◆ Reading text ◆
#####
Judge Harold R. Banke.
Action on note. Meriwether Superior Court. Before Judge Keeble.
Walter Travis Fuller appeals from the trial court's order awarding partial summary judgment to Greenville Banking Company ("Bank") on its action to collect on a promissory note.
The evidence, when viewed in a light most favorable to Fuller, the non-movant, showed that this note was the successor renewal note to a series of single pay promissory notes which Fuller had executed in favor of the Bank. The five previous notes had been single pay notes with specific maturity dates. The promissory note at issue here was set up on an installment basis and called for 60 monthly payments. After Fuller failed to make the first two required payments, the Bank filed the underlying action. Fuller defended on the grounds of improper notice to accelerate, adhesion, fraud in the inducement and misrepresentation.
It is undisputed that Fuller signed the promissory note at issue and that the subject note is in default. Initially, the trial court denied summary judgment to the Bank because the record lacked a legible copy of the note at issue. When the Bank moved for reconsideration, it supplemented the record with a legible copy which enabled the trial court to determine that the promissory note contained an acceleration clause that could be exercised upon default at the option of the holder and without demand or notice. In so finding, the court granted summary judgment as to the amount of principal and interest but decided that unresolved questions of fact precluded summary judgment on attorney fees. Held:
1. Fuller contends that having initially denied the Bank's motion for summary judgment, the trial court erred in granting the motion without any new evidence. Fuller's argument is flawed because it overlooks the obvious -- that the Bank offered into evidence a legible copy of the promissory note at issue. According to the terms and conditions of the loan, in the event of default, the Bank was authorized with or without notice to accelerate the unpaid balance plus finance charges.
#####
◆ Written tasks ◆
1. Recast the paragraph of the court opinion that begins "The evidence, when viewed in a light most favorable" as a short bulleted list that keeps its main facts.
2. Continue the court opinion from its last sentence.
The entries in the data block are unrelated to the court opinion.

◆ A block of data ◆
#####
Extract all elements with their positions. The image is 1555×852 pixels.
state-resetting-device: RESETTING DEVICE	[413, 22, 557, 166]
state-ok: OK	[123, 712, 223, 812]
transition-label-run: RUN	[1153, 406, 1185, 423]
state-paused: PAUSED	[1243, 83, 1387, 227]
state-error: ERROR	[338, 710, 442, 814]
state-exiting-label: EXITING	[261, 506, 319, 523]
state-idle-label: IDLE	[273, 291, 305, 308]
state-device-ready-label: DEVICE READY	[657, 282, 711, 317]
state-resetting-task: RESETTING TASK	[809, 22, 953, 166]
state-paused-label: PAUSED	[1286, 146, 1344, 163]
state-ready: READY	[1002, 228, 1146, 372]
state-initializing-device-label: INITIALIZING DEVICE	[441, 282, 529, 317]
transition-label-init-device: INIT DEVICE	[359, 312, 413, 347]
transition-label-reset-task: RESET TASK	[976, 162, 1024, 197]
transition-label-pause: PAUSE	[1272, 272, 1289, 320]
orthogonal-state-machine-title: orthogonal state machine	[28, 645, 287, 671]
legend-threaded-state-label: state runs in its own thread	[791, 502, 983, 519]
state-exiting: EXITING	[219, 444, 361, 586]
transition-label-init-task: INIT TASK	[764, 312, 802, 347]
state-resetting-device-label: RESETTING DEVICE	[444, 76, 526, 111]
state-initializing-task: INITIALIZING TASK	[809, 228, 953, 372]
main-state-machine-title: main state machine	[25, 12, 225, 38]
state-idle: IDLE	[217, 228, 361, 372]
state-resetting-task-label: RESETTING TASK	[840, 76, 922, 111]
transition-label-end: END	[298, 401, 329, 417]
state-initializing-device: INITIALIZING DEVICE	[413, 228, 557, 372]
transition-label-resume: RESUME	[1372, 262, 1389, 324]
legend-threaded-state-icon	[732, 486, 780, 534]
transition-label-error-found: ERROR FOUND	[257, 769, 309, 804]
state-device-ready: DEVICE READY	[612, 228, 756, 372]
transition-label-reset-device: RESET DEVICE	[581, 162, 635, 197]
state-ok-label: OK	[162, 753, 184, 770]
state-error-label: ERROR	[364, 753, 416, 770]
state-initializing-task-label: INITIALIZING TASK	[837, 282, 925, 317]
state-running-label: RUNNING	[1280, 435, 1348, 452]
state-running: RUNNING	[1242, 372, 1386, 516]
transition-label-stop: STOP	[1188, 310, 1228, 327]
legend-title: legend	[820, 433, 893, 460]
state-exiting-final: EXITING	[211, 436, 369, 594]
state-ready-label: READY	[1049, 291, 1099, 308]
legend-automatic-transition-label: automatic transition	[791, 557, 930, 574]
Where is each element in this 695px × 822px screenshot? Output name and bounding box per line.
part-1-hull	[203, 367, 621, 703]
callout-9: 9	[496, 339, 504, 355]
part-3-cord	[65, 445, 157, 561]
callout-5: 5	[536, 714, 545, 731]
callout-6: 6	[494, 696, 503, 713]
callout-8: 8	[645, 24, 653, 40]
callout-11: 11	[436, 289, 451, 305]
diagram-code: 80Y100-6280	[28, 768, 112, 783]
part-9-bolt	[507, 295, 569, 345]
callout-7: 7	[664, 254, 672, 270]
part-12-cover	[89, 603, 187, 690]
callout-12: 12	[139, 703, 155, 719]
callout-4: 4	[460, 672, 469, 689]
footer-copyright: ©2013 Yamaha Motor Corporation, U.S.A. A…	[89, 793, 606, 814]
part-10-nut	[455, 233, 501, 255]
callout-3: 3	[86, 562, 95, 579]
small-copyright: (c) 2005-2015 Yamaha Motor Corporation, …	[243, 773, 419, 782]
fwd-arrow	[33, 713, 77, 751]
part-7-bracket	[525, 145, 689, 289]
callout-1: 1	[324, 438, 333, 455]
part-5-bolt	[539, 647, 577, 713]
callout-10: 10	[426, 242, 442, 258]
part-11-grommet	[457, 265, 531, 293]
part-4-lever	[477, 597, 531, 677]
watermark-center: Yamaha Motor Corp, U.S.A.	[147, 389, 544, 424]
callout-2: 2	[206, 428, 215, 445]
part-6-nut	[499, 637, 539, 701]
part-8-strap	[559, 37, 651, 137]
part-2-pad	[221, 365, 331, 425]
#####
◆ Answers by task ◆
1.
- Viewed most favorably to Fuller, the non-movant, the evidence showed that the note was the successor renewal note in a series of single pay promissory notes Fuller had executed in favor of the Bank.
- The five earlier notes were single pay notes with specific maturity dates.
- The note at issue was set up on an installment basis and called for 60 monthly payments.
- Fuller missed the first two required payments, and the Bank then filed the underlying action.
- Fuller's defenses were improper notice to accelerate, adhesion, fraud in the inducement and misrepresentation.

2.
Fuller's admission of indebtedness under the note established the Bank's prima facie right of recovery. Pollard v. First Nat. Bank &c., 169 Ga. App. 598 (1) (313 SE2d 785) (1984). With regard to his defenses, Fuller failed to offer any evidence to show the existence of a genuine triable issue as to his allegations of fraud or misrepresentation. Nowhere in his deposition did he unequivocally point to any fraudulent action on the part of the Bank. See Conerly v. First Nat. Bank of Baldwin County, 209 Ga. App. 601, 603 (2) (434 SE2d 143) (1993). In fact, Fuller, a college graduate, testified that he "did not realize that the note required monthly payments" and that he thought it "was like the original one where I could pay the interest at the end of the year or if I sold the lots." However, the contractual terms plainly require monthly payments and specify the Bank's options in the event of default.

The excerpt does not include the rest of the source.